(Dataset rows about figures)
>>
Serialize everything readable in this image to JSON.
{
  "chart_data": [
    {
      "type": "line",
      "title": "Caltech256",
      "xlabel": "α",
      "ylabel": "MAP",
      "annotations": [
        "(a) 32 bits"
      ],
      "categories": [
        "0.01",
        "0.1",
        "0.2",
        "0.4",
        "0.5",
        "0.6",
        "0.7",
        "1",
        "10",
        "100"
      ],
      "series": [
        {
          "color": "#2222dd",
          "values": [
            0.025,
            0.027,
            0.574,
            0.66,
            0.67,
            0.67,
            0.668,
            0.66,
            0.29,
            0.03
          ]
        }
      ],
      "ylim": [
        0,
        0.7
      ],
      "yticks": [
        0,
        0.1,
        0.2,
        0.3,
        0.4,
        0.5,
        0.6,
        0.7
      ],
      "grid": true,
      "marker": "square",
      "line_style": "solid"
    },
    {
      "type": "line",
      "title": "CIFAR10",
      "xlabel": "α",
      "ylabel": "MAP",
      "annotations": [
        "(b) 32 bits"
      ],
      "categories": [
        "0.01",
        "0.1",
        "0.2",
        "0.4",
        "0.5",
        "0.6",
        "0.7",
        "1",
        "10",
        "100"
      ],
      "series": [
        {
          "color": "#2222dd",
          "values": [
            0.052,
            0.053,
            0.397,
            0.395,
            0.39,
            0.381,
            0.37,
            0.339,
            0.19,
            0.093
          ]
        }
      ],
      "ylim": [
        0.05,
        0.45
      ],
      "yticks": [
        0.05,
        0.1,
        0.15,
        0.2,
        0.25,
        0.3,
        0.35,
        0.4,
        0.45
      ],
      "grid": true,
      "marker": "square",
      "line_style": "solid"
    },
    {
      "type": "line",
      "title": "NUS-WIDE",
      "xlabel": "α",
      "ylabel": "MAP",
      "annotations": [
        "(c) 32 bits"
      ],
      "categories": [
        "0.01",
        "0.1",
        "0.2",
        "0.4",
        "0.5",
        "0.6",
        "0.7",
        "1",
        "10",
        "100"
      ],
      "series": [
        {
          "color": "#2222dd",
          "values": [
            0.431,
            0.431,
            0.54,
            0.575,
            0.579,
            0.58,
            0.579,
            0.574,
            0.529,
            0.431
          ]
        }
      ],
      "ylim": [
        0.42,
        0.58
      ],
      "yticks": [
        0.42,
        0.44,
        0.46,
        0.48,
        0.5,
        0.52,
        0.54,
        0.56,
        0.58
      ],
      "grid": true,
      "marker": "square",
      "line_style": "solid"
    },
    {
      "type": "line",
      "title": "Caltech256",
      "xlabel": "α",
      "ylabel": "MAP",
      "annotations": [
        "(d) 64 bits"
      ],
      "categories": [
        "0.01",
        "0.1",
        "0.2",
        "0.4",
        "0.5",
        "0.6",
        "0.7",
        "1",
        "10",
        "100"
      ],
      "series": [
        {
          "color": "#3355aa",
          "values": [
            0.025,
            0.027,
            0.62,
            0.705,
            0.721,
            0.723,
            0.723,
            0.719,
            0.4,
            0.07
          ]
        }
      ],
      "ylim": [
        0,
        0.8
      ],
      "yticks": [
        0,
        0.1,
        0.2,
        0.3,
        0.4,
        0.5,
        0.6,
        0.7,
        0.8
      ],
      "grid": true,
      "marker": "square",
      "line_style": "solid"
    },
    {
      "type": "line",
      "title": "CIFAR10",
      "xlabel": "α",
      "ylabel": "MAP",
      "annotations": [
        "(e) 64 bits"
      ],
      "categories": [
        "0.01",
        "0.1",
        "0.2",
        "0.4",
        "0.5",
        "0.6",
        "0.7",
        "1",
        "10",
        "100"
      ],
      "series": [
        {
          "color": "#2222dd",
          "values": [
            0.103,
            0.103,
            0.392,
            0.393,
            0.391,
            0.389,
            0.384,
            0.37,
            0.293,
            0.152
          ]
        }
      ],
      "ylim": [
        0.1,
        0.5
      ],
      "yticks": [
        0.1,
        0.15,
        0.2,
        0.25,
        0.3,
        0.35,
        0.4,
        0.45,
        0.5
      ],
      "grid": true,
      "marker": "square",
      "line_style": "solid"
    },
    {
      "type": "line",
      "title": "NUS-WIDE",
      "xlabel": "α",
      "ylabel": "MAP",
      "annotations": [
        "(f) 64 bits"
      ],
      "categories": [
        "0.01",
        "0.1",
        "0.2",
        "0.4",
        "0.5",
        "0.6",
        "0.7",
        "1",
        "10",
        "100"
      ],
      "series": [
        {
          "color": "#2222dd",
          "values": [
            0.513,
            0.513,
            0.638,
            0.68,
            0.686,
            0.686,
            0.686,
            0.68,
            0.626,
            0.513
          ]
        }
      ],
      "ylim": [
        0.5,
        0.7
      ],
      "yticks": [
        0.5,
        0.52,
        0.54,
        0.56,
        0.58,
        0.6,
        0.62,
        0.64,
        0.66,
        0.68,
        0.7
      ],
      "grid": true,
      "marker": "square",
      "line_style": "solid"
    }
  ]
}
<<
## Exercise goal
Output all records verbatim.

## Answer in full
Serialize everything readable in this image to JSON.
{
  "chart_data": [
    {
      "type": "line",
      "title": "Caltech256",
      "xlabel": "α",
      "ylabel": "MAP",
      "annotations": [
        "(a) 32 bits"
      ],
      "categories": [
        "0.01",
        "0.1",
        "0.2",
        "0.4",
        "0.5",
        "0.6",
        "0.7",
        "1",
        "10",
        "100"
      ],
      "series": [
        {
          "color": "#2222dd",
          "values": [
            0.025,
            0.027,
            0.574,
            0.66,
            0.67,
            0.67,
            0.668,
            0.66,
            0.29,
            0.03
          ]
        }
      ],
      "ylim": [
        0,
        0.7
      ],
      "yticks": [
        0,
        0.1,
        0.2,
        0.3,
        0.4,
        0.5,
        0.6,
        0.7
      ],
      "grid": true,
      "marker": "square",
      "line_style": "solid"
    },
    {
      "type": "line",
      "title": "CIFAR10",
      "xlabel": "α",
      "ylabel": "MAP",
      "annotations": [
        "(b) 32 bits"
      ],
      "categories": [
        "0.01",
        "0.1",
        "0.2",
        "0.4",
        "0.5",
        "0.6",
        "0.7",
        "1",
        "10",
        "100"
      ],
      "series": [
        {
          "color": "#2222dd",
          "values": [
            0.052,
            0.053,
            0.397,
            0.395,
            0.39,
            0.381,
            0.37,
            0.339,
            0.19,
            0.093
          ]
        }
      ],
      "ylim": [
        0.05,
        0.45
      ],
      "yticks": [
        0.05,
        0.1,
        0.15,
        0.2,
        0.25,
        0.3,
        0.35,
        0.4,
        0.45
      ],
      "grid": true,
      "marker": "square",
      "line_style": "solid"
    },
    {
      "type": "line",
      "title": "NUS-WIDE",
      "xlabel": "α",
      "ylabel": "MAP",
      "annotations": [
        "(c) 32 bits"
      ],
      "categories": [
        "0.01",
        "0.1",
        "0.2",
        "0.4",
        "0.5",
        "0.6",
        "0.7",
        "1",
        "10",
        "100"
      ],
      "series": [
        {
          "color": "#2222dd",
          "values": [
            0.431,
            0.431,
            0.54,
            0.575,
            0.579,
            0.58,
            0.579,
            0.574,
            0.529,
            0.431
          ]
        }
      ],
      "ylim": [
        0.42,
        0.58
      ],
      "yticks": [
        0.42,
        0.44,
        0.46,
        0.48,
        0.5,
        0.52,
        0.54,
        0.56,
        0.58
      ],
      "grid": true,
      "marker": "square",
      "line_style": "solid"
    },
    {
      "type": "line",
      "title": "Caltech256",
      "xlabel": "α",
      "ylabel": "MAP",
      "annotations": [
        "(d) 64 bits"
      ],
      "categories": [
        "0.01",
        "0.1",
        "0.2",
        "0.4",
        "0.5",
        "0.6",
        "0.7",
        "1",
        "10",
        "100"
      ],
      "series": [
        {
          "color": "#3355aa",
          "values": [
            0.025,
            0.027,
            0.62,
            0.705,
            0.721,
            0.723,
            0.723,
            0.719,
            0.4,
            0.07
          ]
        }
      ],
      "ylim": [
        0,
        0.8
      ],
      "yticks": [
        0,
        0.1,
        0.2,
        0.3,
        0.4,
        0.5,
        0.6,
        0.7,
        0.8
      ],
      "grid": true,
      "marker": "square",
      "line_style": "solid"
    },
    {
      "type": "line",
      "title": "CIFAR10",
      "xlabel": "α",
      "ylabel": "MAP",
      "annotations": [
        "(e) 64 bits"
      ],
      "categories": [
        "0.01",
        "0.1",
        "0.2",
        "0.4",
        "0.5",
        "0.6",
        "0.7",
        "1",
        "10",
        "100"
      ],
      "series": [
        {
          "color": "#2222dd",
          "values": [
            0.103,
            0.103,
            0.392,
            0.393,
            0.391,
            0.389,
            0.384,
            0.37,
            0.293,
            0.152
          ]
        }
      ],
      "ylim": [
        0.1,
        0.5
      ],
      "yticks": [
        0.1,
        0.15,
        0.2,
        0.25,
        0.3,
        0.35,
        0.4,
        0.45,
        0.5
      ],
      "grid": true,
      "marker": "square",
      "line_style": "solid"
    },
    {
      "type": "line",
      "title": "NUS-WIDE",
      "xlabel": "α",
      "ylabel": "MAP",
      "annotations": [
        "(f) 64 bits"
      ],
      "categories": [
        "0.01",
        "0.1",
        "0.2",
        "0.4",
        "0.5",
        "0.6",
        "0.7",
        "1",
        "10",
        "100"
      ],
      "series": [
        {
          "color": "#2222dd",
          "values": [
            0.513,
            0.513,
            0.638,
            0.68,
            0.686,
            0.686,
            0.686,
            0.68,
            0.626,
            0.513
          ]
        }
      ],
      "ylim": [
        0.5,
        0.7
      ],
      "yticks": [
        0.5,
        0.52,
        0.54,
        0.56,
        0.58,
        0.6,
        0.62,
        0.64,
        0.66,
        0.68,
        0.7
      ],
      "grid": true,
      "marker": "square",
      "line_style": "solid"
    }
  ]
}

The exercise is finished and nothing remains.